++++ Data to use ++++

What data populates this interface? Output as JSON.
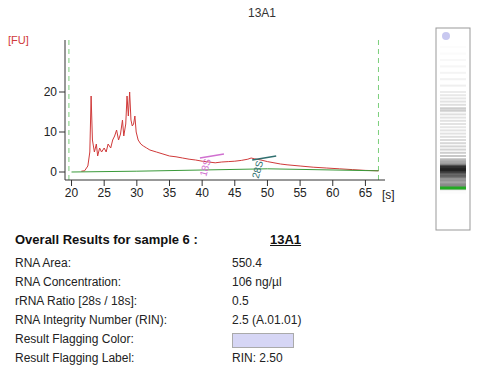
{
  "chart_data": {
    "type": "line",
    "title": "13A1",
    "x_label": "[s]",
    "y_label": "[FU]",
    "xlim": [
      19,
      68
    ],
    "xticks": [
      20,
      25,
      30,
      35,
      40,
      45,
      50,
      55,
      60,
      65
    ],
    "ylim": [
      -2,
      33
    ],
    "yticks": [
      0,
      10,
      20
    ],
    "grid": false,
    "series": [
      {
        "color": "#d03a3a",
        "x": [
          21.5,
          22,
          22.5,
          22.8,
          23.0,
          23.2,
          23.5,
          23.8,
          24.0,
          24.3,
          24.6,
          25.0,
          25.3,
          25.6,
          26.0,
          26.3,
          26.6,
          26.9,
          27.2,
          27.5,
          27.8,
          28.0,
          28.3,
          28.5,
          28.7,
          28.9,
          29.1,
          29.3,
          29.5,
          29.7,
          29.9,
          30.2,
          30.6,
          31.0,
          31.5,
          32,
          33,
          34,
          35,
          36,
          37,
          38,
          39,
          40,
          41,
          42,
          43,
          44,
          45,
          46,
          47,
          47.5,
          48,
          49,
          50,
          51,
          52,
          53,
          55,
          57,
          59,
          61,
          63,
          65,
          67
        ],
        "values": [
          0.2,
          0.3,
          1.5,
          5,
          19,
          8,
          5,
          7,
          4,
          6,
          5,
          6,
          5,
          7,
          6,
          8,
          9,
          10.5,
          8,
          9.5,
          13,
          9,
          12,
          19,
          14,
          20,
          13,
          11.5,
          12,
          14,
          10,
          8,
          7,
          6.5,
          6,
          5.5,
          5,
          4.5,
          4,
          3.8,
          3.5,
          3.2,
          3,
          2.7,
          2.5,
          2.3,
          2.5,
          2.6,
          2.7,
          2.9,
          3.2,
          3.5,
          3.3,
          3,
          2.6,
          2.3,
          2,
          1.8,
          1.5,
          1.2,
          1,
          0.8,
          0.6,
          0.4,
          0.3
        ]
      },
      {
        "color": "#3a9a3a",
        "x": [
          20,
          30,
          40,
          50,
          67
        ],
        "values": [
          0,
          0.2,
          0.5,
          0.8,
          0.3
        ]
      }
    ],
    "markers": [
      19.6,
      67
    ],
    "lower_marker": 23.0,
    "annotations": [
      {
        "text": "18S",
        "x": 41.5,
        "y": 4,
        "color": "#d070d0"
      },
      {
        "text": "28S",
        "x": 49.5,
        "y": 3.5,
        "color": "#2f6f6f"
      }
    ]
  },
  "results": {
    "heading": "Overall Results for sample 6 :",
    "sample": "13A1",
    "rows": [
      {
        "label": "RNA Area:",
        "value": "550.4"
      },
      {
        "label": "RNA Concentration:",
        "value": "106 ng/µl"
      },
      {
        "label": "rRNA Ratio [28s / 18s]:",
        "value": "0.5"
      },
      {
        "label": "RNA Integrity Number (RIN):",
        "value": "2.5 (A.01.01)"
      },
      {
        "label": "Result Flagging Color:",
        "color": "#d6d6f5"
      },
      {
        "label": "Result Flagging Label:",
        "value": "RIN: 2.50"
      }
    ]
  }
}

++++
++++ Data to use ++++

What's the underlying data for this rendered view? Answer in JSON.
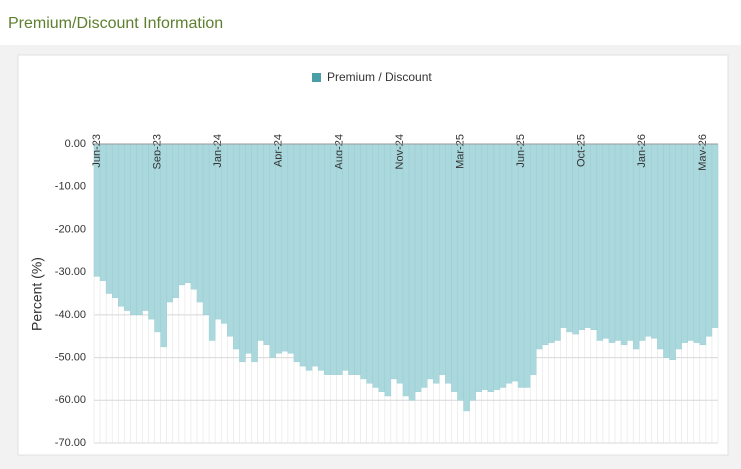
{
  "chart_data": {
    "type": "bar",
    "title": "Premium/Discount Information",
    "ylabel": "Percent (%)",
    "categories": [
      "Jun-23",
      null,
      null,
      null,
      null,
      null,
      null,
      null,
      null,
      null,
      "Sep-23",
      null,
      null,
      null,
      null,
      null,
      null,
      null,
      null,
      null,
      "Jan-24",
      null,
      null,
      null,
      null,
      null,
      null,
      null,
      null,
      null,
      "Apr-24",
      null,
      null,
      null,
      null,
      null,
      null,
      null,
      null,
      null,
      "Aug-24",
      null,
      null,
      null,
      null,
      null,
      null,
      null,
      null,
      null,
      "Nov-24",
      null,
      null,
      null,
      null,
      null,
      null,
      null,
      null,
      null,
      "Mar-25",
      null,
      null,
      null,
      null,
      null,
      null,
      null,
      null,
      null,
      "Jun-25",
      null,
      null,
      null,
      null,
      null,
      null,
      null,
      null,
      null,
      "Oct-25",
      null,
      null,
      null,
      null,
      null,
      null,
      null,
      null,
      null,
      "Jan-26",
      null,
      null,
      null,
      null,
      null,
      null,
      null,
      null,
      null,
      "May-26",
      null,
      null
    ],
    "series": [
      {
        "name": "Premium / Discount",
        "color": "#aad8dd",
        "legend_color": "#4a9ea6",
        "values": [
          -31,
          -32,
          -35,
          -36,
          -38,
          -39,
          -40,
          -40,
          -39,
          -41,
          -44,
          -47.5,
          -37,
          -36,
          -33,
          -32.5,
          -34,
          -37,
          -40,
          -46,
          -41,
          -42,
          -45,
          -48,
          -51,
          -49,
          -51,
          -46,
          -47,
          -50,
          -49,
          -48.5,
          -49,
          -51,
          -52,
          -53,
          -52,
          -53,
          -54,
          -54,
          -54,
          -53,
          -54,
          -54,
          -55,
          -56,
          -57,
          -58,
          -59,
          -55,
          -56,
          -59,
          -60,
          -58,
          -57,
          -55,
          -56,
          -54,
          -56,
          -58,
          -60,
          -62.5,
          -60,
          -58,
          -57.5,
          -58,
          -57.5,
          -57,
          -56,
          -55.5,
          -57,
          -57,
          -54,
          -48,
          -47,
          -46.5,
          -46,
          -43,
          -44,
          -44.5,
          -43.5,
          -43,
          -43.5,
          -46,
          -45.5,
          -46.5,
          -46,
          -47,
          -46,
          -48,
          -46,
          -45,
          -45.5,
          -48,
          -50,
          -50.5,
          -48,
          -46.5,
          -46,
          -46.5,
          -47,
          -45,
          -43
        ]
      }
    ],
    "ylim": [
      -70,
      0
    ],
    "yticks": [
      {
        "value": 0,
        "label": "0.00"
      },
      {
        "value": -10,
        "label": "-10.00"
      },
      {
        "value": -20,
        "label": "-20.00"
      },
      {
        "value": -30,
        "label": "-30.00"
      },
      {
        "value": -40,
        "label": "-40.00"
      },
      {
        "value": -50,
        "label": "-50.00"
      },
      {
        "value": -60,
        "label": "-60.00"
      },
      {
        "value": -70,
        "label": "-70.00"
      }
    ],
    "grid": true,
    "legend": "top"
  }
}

++++

### Required work
Give the count of lines holding the word "JSON" and nothing more.

### Full solution
2